** BEGIN **
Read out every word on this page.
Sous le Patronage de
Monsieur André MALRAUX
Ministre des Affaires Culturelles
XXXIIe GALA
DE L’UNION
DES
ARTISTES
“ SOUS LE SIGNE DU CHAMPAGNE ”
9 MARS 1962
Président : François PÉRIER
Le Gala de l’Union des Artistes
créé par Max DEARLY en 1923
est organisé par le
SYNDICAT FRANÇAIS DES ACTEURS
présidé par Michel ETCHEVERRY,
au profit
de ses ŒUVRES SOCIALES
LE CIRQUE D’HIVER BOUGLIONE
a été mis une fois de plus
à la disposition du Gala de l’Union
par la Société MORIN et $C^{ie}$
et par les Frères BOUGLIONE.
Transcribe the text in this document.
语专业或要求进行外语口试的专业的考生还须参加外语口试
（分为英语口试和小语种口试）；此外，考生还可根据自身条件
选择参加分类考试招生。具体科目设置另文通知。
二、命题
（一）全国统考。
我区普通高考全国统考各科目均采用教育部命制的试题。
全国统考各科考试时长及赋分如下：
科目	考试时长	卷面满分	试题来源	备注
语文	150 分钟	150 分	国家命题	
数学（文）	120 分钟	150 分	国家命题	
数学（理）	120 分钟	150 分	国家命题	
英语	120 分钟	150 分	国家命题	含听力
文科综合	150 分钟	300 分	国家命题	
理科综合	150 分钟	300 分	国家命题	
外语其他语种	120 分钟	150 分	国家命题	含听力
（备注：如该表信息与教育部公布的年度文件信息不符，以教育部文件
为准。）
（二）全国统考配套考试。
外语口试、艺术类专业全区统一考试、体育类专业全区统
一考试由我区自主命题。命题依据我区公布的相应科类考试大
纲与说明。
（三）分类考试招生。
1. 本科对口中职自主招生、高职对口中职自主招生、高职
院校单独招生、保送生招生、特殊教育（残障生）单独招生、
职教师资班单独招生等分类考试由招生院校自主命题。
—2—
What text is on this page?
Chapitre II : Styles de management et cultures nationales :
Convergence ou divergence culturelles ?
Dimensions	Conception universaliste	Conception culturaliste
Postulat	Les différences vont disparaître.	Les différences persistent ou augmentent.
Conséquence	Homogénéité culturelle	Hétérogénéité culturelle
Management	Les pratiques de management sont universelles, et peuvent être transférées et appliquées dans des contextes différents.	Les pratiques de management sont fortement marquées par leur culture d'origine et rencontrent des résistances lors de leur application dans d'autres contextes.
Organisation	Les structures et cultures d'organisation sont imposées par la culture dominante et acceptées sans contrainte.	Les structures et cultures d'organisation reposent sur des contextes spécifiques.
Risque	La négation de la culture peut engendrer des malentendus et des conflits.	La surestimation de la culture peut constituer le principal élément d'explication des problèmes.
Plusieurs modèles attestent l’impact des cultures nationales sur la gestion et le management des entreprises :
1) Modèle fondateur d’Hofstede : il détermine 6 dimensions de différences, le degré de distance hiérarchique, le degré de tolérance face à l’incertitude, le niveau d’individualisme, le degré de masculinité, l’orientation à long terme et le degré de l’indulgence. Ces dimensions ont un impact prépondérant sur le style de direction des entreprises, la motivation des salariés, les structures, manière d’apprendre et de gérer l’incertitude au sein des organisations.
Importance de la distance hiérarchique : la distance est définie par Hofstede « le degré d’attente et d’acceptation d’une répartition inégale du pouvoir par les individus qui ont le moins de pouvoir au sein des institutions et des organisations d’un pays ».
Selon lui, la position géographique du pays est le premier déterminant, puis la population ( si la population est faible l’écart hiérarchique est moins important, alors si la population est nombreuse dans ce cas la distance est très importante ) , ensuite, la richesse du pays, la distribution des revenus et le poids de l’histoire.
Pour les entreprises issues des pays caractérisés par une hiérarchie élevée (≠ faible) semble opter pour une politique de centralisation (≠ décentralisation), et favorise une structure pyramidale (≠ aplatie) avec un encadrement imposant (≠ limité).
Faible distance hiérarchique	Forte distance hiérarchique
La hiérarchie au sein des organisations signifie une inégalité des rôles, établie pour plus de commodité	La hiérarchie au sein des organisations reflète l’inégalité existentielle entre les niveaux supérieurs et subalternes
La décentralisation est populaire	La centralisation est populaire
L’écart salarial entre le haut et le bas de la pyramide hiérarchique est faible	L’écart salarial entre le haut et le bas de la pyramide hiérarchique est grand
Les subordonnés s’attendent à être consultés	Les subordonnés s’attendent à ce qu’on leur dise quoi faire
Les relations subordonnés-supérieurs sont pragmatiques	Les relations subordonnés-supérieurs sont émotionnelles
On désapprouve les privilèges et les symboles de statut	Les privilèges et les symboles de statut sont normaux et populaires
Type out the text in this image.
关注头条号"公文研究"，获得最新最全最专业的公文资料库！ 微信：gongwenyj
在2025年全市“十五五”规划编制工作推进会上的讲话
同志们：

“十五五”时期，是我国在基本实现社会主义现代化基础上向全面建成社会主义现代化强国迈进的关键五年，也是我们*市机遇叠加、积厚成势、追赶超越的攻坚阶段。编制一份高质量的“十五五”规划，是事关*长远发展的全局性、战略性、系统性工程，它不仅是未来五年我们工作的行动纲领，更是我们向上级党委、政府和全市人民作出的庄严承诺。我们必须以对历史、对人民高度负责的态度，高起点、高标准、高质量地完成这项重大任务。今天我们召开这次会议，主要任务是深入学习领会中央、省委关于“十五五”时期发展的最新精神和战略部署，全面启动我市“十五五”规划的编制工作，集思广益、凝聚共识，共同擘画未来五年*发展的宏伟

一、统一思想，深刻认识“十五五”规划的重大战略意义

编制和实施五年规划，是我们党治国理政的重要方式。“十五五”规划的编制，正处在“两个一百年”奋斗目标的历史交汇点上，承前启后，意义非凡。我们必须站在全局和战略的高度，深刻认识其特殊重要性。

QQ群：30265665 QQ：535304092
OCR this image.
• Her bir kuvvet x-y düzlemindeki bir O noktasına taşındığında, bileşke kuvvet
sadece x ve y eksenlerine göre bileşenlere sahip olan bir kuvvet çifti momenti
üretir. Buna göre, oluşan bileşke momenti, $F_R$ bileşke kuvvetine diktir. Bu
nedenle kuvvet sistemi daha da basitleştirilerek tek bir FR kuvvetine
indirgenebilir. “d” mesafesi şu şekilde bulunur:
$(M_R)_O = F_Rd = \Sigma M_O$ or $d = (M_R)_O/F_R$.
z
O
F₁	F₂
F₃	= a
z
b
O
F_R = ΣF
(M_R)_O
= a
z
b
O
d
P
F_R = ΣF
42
** END **
* **EXERCISE BRIEF**:
Search the data above for the string "différences" and return every line that has it.

* **SOLVED EXERCISE**:
Postulat	Les différences vont disparaître.	Les différences persistent ou augmentent.
1) Modèle fondateur d’Hofstede : il détermine 6 dimensions de différences, le degré de distance hiérarchique, le degré de tolérance face à l’incertitude, le niveau d’individualisme, le degré de masculinité, l’orientation à long terme et le degré de l’indulgence. Ces dimensions ont un impact prépondérant sur le style de direction des entreprises, la motivation des salariés, les structures, manière d’apprendre et de gérer l’incertitude au sein des organisations.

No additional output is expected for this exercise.